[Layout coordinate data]

──────────

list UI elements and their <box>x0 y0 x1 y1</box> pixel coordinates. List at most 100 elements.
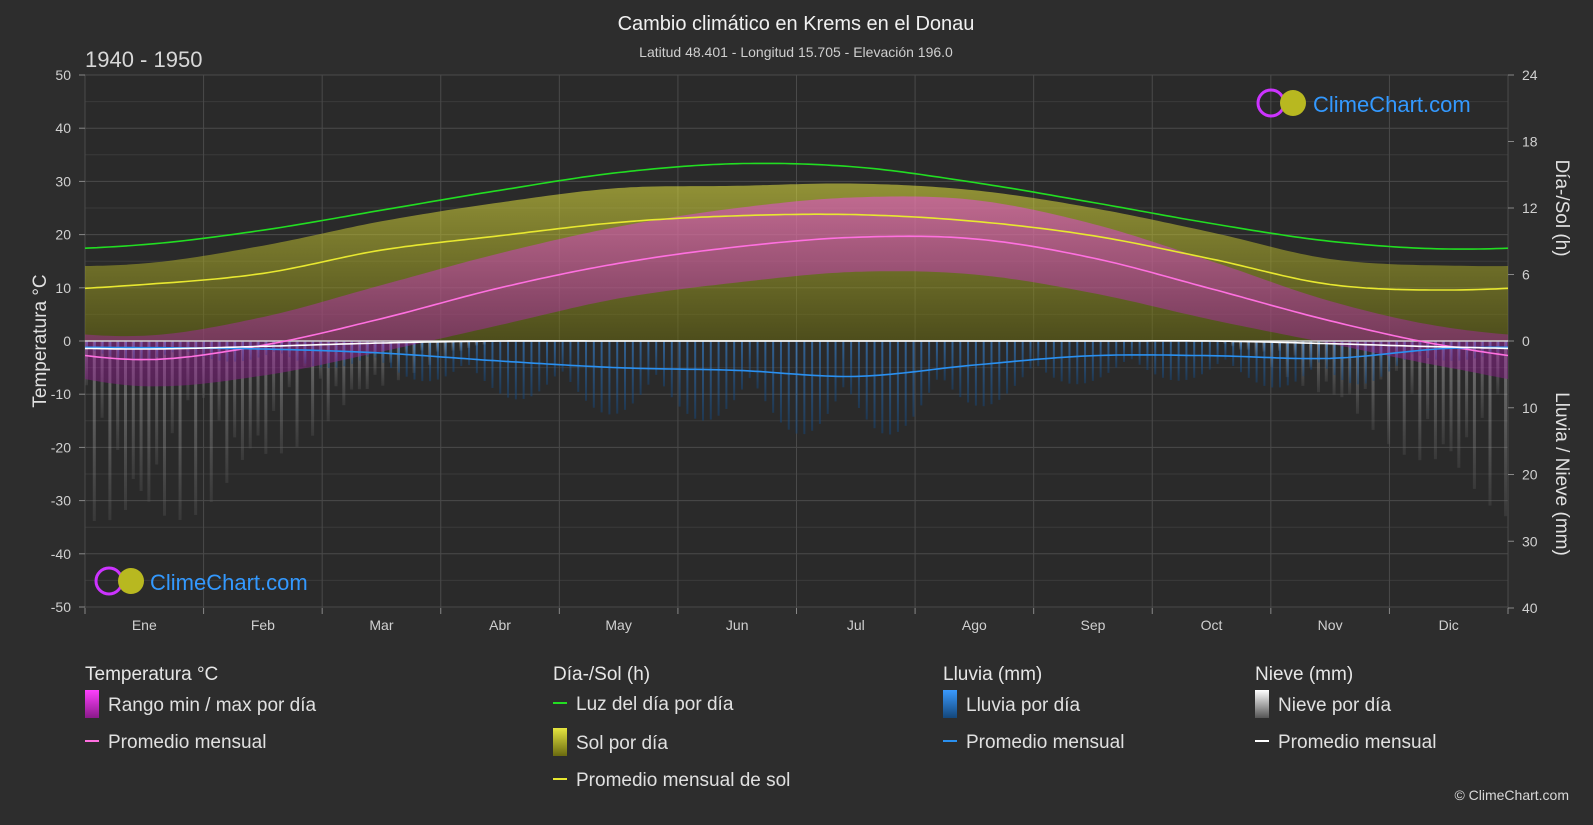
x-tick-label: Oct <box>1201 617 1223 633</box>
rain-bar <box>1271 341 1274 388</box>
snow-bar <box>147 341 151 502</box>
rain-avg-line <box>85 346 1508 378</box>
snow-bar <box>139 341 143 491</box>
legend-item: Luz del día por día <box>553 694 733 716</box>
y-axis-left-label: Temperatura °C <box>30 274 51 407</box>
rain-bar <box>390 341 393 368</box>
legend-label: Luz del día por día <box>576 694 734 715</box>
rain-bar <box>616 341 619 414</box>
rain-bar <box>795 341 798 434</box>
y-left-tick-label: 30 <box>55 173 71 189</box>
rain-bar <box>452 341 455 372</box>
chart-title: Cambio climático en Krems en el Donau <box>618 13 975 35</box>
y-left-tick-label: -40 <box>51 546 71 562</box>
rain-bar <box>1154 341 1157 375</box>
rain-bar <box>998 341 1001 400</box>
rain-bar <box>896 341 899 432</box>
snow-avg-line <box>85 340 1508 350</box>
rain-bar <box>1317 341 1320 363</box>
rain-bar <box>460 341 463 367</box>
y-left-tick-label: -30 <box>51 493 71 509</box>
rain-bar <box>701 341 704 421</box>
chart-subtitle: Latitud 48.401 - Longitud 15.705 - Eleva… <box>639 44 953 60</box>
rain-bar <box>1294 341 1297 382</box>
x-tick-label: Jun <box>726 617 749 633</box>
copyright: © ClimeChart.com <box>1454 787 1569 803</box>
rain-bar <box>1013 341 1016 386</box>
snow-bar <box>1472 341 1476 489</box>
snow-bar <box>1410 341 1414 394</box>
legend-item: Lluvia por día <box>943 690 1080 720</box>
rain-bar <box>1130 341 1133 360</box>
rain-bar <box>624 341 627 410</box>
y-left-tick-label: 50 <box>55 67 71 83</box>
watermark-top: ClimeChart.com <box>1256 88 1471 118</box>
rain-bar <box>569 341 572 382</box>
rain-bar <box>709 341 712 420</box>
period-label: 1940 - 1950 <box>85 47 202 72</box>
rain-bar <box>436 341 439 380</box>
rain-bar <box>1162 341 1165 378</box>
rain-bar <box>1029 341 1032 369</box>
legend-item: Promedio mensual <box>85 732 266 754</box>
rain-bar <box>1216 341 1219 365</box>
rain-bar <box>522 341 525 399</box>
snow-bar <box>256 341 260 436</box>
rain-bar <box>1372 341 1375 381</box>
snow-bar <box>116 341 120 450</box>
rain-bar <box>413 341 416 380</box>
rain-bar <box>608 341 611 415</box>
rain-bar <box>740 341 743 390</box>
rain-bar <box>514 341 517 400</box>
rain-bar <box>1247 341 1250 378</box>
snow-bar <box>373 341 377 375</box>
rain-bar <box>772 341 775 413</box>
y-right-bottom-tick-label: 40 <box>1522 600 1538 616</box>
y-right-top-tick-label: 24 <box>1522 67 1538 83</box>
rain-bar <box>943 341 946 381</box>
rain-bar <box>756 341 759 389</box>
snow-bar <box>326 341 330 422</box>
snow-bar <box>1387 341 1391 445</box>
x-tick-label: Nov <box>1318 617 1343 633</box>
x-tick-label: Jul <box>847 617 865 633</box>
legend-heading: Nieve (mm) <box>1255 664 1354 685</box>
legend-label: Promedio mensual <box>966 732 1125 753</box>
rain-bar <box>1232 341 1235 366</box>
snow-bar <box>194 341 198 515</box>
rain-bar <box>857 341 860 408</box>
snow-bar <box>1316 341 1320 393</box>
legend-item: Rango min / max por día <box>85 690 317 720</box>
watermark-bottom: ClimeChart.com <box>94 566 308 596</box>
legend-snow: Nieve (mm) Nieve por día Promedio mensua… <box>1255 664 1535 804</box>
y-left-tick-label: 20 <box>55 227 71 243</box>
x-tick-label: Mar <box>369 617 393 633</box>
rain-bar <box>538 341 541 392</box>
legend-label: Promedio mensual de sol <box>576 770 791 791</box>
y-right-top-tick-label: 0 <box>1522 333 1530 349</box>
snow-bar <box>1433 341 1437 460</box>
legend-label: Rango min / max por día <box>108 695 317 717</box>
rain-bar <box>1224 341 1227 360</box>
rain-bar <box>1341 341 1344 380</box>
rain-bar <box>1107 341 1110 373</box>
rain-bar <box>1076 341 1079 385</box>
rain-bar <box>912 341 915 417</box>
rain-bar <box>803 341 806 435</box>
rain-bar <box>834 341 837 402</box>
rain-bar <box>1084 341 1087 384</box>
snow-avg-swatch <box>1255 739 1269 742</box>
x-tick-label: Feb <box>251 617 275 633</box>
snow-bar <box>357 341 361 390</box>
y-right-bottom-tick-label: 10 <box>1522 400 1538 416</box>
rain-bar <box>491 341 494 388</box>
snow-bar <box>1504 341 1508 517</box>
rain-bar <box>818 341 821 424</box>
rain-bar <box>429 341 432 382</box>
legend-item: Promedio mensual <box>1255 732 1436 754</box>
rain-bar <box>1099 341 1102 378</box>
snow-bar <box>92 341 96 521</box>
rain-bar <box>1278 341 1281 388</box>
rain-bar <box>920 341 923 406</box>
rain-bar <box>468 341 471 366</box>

──────────

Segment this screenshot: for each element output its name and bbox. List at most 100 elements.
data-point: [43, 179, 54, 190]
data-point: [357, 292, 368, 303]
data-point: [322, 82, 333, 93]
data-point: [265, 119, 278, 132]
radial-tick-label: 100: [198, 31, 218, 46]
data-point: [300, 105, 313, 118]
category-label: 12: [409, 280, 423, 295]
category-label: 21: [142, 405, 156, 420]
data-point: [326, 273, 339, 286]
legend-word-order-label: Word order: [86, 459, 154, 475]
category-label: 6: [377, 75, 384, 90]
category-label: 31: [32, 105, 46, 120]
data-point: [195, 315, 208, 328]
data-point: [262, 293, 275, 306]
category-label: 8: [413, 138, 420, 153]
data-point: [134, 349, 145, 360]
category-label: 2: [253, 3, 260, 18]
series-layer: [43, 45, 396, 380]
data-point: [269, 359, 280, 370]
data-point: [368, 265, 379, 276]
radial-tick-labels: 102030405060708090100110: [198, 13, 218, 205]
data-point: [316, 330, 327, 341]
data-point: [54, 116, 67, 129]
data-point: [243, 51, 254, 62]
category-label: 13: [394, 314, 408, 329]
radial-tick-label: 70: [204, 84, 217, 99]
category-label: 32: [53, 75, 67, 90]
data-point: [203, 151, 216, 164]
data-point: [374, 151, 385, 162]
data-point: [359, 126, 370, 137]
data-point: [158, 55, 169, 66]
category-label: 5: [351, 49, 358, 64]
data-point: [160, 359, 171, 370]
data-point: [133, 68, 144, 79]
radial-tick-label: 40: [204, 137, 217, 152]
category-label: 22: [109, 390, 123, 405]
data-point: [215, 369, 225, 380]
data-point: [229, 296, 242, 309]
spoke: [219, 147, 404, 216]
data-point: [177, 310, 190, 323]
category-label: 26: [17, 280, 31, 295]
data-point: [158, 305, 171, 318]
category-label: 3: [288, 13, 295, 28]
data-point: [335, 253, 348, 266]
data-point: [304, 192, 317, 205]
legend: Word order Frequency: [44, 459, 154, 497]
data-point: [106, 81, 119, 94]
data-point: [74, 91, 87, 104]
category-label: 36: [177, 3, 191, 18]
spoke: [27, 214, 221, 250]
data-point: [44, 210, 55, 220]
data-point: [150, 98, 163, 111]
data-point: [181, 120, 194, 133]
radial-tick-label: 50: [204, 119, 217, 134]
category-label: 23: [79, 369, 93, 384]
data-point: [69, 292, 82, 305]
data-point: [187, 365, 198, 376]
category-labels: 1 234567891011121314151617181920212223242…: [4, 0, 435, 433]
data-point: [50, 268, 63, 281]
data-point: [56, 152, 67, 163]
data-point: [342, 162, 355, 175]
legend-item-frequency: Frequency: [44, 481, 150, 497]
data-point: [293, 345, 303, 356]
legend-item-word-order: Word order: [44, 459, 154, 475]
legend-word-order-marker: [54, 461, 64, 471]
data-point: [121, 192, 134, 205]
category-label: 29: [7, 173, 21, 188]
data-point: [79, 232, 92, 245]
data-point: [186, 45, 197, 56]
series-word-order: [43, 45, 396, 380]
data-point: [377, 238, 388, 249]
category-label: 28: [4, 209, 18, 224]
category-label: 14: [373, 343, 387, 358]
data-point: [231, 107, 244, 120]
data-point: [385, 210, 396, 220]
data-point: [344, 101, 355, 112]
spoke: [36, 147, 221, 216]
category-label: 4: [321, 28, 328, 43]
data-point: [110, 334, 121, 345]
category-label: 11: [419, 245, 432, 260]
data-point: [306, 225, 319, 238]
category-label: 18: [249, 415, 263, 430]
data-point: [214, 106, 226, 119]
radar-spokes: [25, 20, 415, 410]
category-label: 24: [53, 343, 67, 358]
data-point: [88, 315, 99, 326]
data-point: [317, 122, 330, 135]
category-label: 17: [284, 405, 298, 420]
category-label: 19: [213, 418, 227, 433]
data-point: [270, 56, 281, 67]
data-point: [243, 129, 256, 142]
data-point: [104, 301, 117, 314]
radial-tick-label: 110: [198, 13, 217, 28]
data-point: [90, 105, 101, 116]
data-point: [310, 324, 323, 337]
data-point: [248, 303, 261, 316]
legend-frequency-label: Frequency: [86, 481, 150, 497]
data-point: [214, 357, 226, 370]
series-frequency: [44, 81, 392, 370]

──────────

Copy out, unchanged, the lines of the entries from the one containing "x-tick-label: Oct <box>1201" through the one containing "chart-title: Cambio climático", both included.

• [Answer to the problem]
x-tick-label: Oct <box>1201 617 1223 633</box>
rain-bar <box>1271 341 1274 388</box>
snow-bar <box>147 341 151 502</box>
rain-avg-line <box>85 346 1508 378</box>
snow-bar <box>139 341 143 491</box>
legend-item: Luz del día por día <box>553 694 733 716</box>
y-axis-left-label: Temperatura °C <box>30 274 51 407</box>
rain-bar <box>390 341 393 368</box>
legend-label: Luz del día por día <box>576 694 734 715</box>
rain-bar <box>616 341 619 414</box>
rain-bar <box>795 341 798 434</box>
y-left-tick-label: 30 <box>55 173 71 189</box>
rain-bar <box>452 341 455 372</box>
chart-title: Cambio climático en Krems en el Donau <box>618 13 975 35</box>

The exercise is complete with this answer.